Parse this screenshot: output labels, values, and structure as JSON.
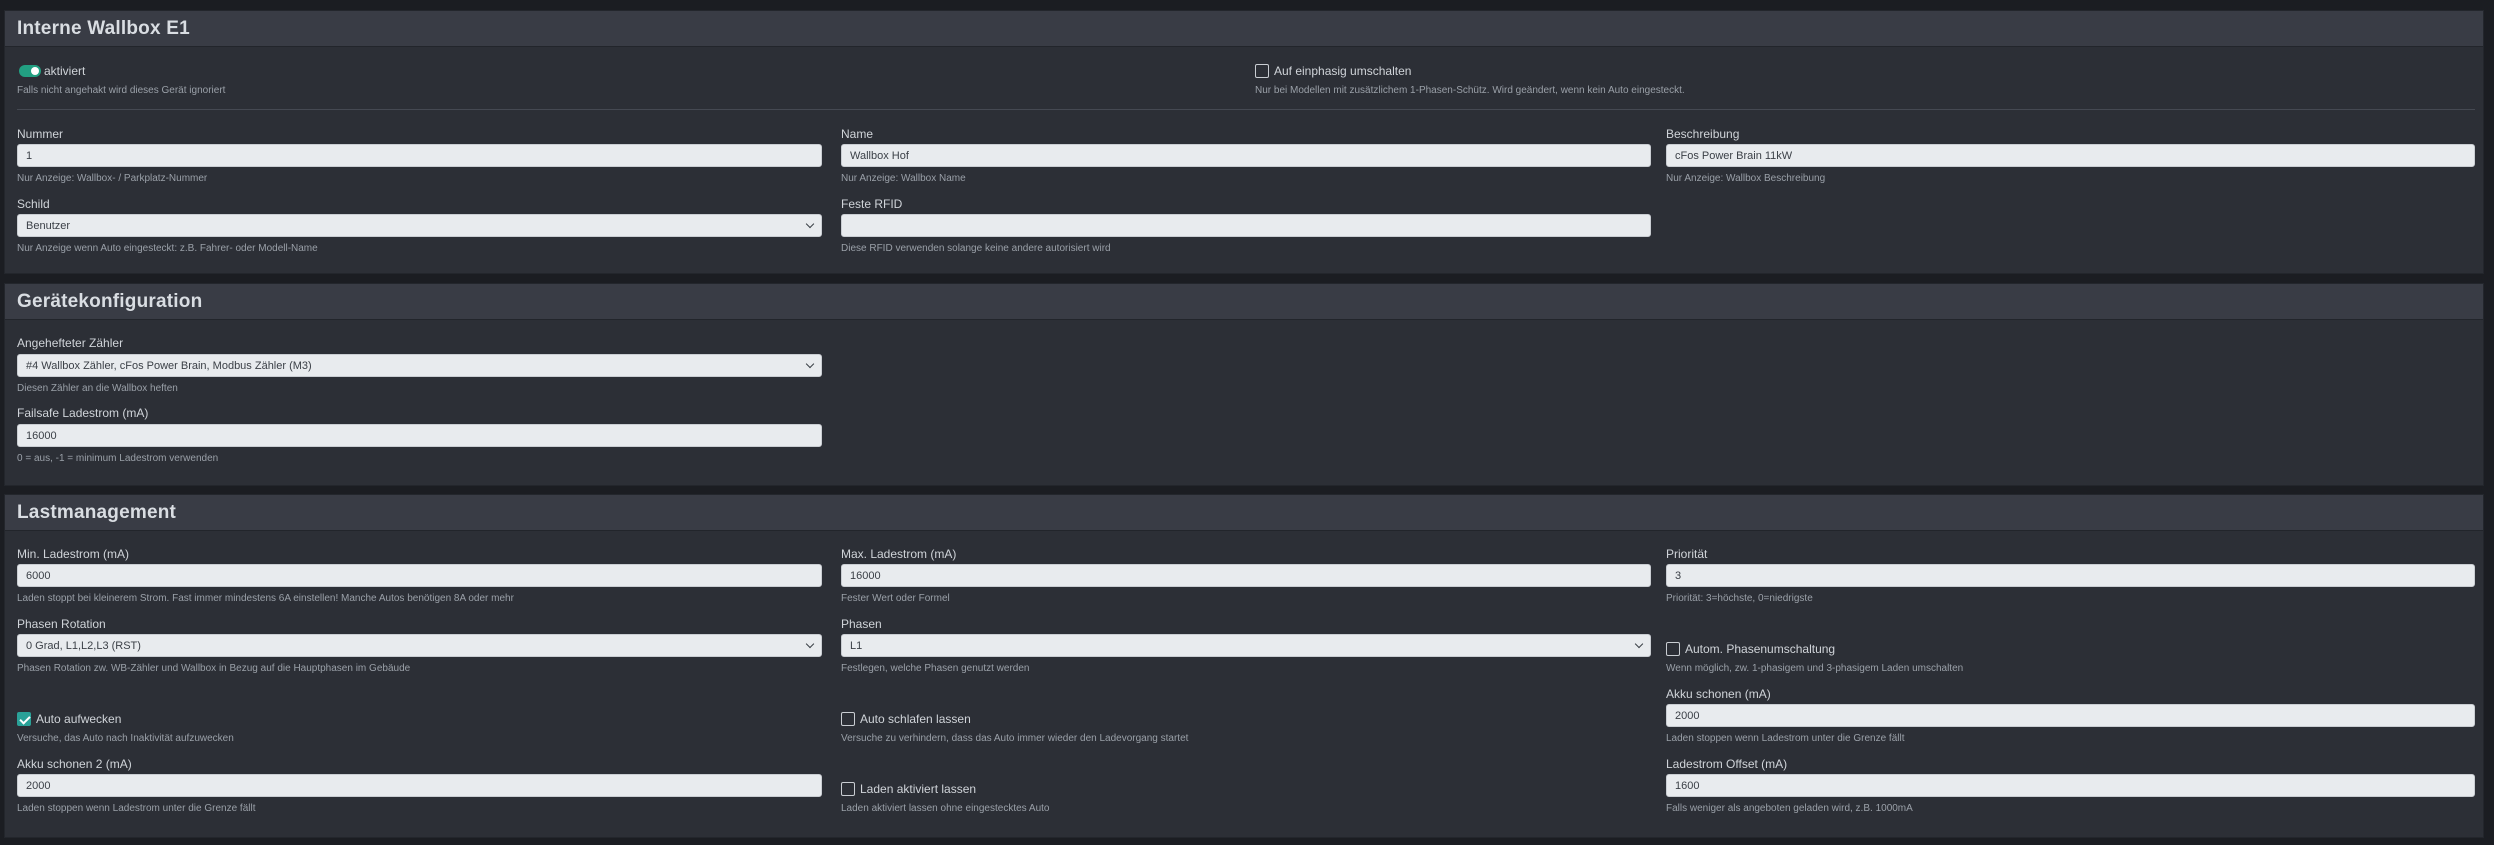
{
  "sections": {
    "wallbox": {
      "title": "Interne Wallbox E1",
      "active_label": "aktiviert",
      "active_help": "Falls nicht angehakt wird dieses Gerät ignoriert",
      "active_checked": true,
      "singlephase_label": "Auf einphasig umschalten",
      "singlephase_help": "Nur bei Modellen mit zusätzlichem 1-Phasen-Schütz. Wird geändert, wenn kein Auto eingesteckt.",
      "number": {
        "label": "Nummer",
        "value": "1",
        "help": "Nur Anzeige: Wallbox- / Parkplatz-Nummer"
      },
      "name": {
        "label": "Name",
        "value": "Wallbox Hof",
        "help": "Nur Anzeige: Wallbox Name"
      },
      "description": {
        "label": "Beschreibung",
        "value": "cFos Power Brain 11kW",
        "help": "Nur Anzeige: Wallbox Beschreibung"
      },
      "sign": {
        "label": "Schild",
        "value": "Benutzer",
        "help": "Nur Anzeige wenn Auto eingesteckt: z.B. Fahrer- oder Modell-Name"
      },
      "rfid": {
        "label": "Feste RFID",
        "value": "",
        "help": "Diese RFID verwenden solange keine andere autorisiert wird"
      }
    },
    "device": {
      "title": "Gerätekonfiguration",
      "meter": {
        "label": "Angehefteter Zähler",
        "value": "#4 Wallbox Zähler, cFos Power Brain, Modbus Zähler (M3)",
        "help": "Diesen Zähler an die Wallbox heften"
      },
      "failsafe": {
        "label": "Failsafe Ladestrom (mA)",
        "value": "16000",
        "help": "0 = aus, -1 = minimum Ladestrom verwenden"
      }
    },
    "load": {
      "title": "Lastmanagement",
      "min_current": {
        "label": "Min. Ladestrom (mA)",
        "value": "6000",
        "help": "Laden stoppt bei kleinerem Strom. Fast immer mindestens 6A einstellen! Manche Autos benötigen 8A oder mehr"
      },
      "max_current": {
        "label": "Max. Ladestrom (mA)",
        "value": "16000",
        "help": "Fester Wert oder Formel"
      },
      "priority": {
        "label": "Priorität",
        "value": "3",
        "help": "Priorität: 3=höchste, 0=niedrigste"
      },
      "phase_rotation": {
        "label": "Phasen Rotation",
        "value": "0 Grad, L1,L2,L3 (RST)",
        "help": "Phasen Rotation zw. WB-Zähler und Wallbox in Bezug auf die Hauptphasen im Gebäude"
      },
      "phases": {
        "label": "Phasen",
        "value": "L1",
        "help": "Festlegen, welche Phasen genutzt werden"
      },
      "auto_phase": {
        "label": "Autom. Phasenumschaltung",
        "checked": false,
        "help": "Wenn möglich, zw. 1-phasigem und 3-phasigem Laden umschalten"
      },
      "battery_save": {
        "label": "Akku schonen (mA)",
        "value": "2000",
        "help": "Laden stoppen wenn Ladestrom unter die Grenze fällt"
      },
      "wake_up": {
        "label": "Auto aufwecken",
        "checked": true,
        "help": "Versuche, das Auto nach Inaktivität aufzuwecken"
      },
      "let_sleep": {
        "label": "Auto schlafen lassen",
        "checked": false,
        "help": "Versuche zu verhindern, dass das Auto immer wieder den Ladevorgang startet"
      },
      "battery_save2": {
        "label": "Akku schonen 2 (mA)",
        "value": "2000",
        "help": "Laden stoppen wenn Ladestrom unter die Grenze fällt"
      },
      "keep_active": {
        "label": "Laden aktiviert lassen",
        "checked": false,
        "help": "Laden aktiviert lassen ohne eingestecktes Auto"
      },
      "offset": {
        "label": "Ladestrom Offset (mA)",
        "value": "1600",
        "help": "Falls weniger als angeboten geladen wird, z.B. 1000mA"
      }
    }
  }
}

#####

• _What you have to do_
Using the entries above, return each line in which the word "Versuche" occurs.

• _Exercise answer_
        "help": "Versuche, das Auto nach Inaktivität aufzuwecken"
        "help": "Versuche zu verhindern, dass das Auto immer wieder den Ladevorgang startet"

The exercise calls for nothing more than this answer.